Supplied records:
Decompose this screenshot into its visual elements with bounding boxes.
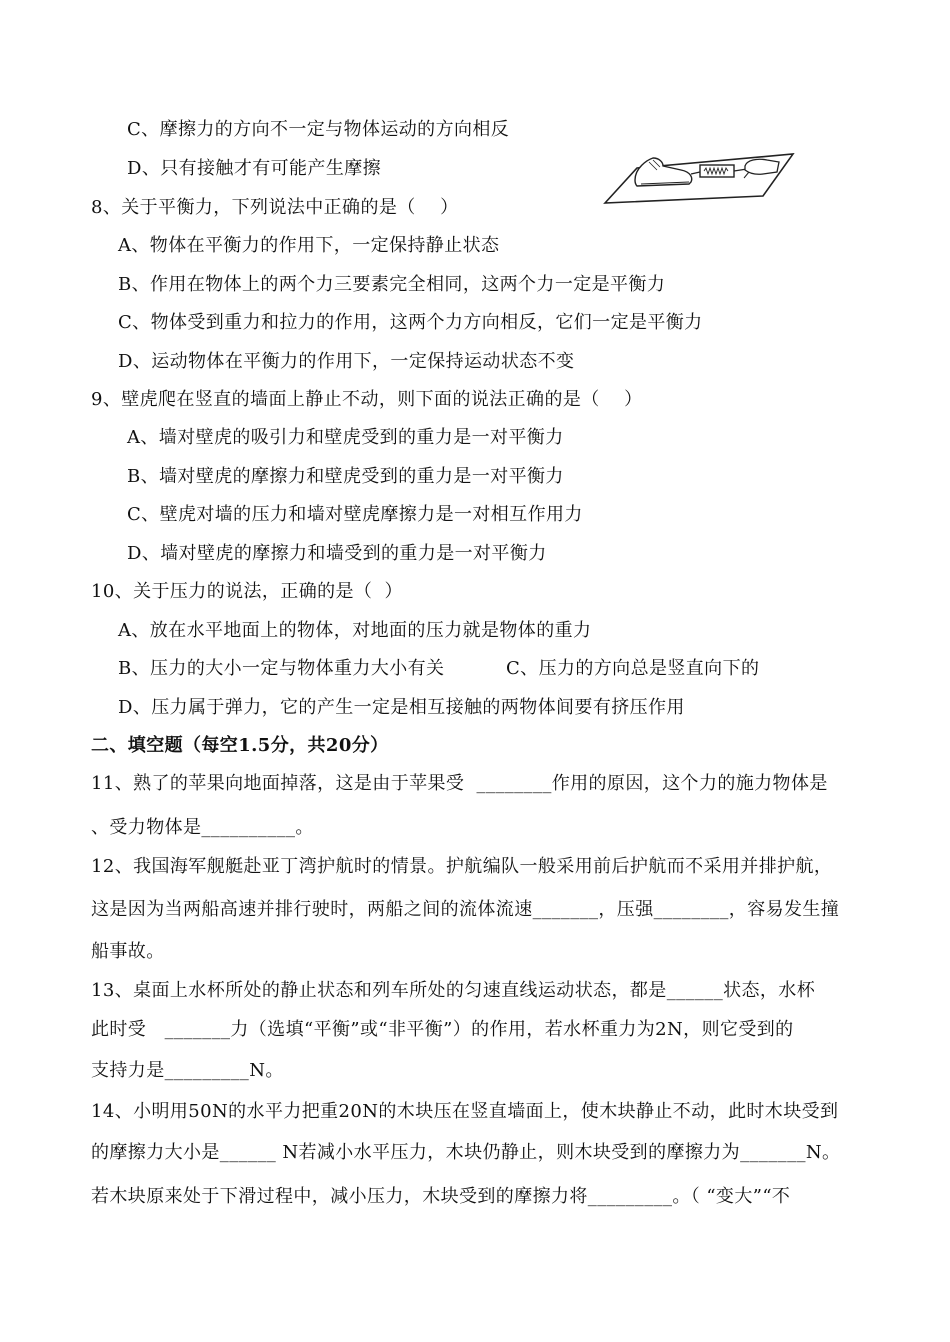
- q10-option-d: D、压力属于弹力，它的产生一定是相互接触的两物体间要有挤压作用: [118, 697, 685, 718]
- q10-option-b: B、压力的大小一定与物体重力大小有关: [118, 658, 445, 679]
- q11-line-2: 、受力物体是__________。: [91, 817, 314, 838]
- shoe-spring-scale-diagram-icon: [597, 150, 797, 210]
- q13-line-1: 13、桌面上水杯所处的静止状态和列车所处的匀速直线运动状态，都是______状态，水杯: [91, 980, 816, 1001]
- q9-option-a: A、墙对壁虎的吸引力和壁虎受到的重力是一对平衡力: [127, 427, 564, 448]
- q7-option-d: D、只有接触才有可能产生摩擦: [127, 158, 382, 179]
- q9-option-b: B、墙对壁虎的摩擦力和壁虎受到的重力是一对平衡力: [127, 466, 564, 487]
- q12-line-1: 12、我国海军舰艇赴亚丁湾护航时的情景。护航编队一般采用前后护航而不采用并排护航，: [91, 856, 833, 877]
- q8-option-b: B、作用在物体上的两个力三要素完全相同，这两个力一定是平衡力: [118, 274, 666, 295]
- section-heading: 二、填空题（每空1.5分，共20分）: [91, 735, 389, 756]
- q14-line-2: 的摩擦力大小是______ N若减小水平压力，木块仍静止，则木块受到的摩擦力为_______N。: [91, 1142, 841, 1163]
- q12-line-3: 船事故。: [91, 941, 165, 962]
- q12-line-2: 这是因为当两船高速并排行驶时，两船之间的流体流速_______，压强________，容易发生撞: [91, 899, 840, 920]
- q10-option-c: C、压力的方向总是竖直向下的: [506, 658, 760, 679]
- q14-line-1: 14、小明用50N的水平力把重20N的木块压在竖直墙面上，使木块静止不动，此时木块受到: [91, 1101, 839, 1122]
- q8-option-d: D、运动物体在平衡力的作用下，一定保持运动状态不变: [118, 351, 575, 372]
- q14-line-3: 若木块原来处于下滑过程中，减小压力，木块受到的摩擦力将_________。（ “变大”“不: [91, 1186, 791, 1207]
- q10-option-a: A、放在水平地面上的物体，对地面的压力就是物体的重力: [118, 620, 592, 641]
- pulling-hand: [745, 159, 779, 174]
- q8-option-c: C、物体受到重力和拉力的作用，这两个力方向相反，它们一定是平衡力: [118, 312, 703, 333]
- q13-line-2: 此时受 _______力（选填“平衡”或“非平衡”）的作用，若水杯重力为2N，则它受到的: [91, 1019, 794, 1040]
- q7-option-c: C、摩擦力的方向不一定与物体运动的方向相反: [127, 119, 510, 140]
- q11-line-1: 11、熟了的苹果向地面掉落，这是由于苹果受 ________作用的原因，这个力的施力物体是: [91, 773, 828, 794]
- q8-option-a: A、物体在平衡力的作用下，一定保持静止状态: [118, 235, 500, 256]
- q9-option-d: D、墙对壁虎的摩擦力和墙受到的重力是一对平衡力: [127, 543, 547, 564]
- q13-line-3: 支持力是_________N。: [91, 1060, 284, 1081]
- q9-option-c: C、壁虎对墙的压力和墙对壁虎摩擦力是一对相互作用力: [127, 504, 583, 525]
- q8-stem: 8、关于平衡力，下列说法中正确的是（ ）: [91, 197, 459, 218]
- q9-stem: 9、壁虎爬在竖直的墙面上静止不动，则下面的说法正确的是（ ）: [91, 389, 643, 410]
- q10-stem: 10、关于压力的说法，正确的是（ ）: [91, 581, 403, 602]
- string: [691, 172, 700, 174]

---

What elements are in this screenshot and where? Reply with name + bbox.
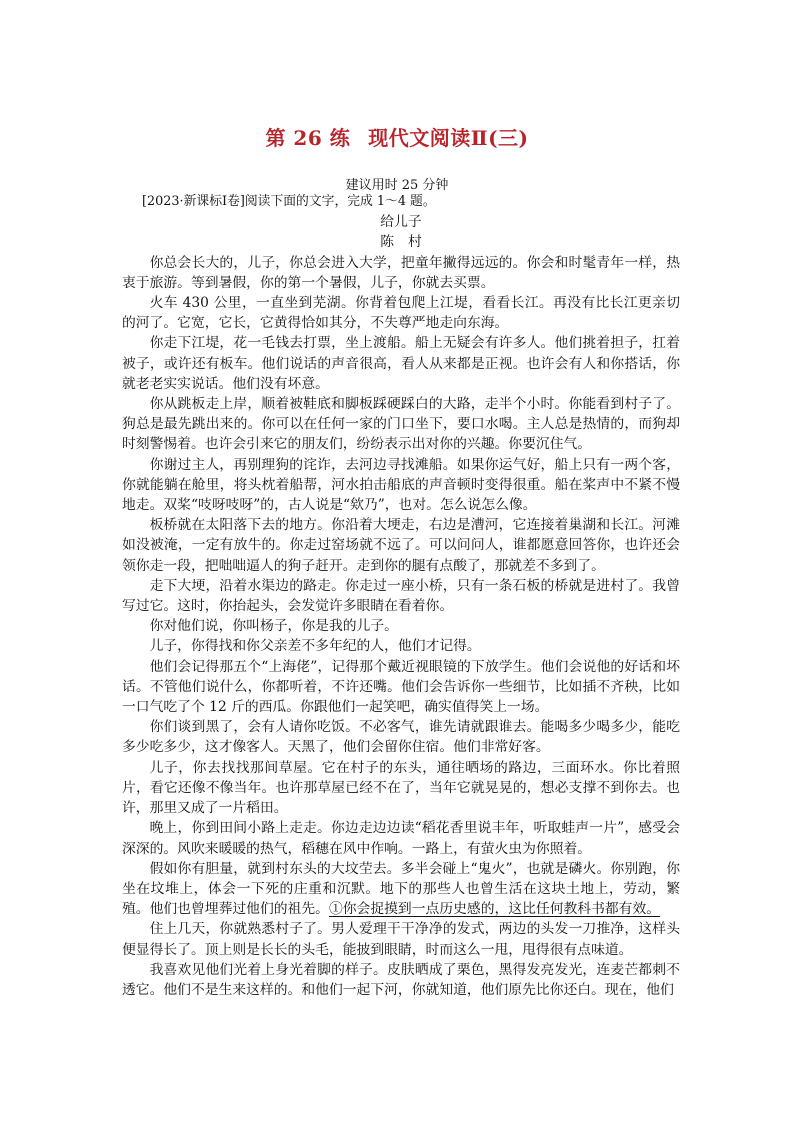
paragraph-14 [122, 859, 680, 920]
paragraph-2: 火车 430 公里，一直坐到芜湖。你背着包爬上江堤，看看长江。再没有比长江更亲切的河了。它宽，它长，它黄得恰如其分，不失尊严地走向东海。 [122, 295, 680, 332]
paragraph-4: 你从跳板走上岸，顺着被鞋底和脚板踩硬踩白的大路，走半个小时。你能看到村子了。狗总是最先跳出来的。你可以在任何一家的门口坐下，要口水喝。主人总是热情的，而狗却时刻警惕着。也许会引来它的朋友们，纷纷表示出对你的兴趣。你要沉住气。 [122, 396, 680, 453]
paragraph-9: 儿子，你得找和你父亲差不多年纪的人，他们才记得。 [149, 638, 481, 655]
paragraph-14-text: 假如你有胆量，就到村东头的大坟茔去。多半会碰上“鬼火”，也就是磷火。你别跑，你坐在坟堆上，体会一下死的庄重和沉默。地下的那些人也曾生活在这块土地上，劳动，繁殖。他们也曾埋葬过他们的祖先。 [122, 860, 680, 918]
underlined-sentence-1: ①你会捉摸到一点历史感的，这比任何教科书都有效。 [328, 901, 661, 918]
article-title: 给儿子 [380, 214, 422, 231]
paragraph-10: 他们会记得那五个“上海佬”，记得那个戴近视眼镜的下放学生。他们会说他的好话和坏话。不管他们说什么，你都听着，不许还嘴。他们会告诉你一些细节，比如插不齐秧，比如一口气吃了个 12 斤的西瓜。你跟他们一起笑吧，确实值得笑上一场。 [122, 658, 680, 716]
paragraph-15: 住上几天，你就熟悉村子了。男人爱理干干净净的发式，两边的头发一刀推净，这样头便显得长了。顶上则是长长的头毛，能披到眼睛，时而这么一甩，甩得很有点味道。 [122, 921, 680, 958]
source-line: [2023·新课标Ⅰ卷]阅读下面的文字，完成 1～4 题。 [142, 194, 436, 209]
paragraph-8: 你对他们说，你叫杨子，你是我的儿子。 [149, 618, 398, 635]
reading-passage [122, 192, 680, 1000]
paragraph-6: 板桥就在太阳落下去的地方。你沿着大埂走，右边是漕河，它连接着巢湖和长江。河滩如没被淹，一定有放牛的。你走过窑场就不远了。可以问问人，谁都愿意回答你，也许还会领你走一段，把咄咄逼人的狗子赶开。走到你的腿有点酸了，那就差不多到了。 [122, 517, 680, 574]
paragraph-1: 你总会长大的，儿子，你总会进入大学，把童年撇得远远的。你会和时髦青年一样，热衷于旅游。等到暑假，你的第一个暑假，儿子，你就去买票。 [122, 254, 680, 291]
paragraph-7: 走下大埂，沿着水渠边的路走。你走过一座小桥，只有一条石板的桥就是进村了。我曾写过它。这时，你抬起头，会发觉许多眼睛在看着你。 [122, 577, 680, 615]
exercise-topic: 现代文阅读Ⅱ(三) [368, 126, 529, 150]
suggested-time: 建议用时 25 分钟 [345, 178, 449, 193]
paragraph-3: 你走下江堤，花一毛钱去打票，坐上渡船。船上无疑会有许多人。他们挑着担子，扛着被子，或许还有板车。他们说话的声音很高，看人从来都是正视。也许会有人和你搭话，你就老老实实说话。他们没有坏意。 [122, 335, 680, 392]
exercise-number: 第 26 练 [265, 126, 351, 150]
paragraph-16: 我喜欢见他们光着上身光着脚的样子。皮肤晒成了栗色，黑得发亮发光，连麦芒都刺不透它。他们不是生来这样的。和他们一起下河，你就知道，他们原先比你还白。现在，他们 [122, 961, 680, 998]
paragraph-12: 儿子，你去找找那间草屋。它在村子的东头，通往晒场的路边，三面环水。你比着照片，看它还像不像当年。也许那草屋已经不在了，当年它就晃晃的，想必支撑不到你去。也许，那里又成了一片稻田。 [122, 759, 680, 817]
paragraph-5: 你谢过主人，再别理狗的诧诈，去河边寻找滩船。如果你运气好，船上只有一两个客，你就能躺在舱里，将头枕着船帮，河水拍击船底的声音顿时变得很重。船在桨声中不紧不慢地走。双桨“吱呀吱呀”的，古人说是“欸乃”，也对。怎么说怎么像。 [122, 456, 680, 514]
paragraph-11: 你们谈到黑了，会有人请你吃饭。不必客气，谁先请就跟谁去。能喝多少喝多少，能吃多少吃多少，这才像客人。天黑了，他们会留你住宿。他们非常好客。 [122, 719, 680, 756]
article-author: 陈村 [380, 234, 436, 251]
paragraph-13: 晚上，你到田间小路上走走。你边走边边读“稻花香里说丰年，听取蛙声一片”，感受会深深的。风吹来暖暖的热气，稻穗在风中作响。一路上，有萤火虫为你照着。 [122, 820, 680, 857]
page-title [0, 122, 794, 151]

Request: Switch "option" to "choice" in the listing and write out only the lines from the one containing "697, 685, 718]" through the one containing "- q9-option-b: B、墙对壁虎的摩擦力和壁虎受到的重力是一对平衡力: [127, 466, 564, 487]", leaving everything else in them unchanged.

Answer in full:
- q10-choice-d: D、压力属于弹力，它的产生一定是相互接触的两物体间要有挤压作用: [118, 697, 685, 718]
- q10-choice-b: B、压力的大小一定与物体重力大小有关: [118, 658, 445, 679]
- q11-line-2: 、受力物体是__________。: [91, 817, 314, 838]
- shoe-spring-scale-diagram-icon: [597, 150, 797, 210]
- q13-line-1: 13、桌面上水杯所处的静止状态和列车所处的匀速直线运动状态，都是______状态，水杯: [91, 980, 816, 1001]
- q9-choice-a: A、墙对壁虎的吸引力和壁虎受到的重力是一对平衡力: [127, 427, 564, 448]
- q7-choice-d: D、只有接触才有可能产生摩擦: [127, 158, 382, 179]
- q9-choice-b: B、墙对壁虎的摩擦力和壁虎受到的重力是一对平衡力: [127, 466, 564, 487]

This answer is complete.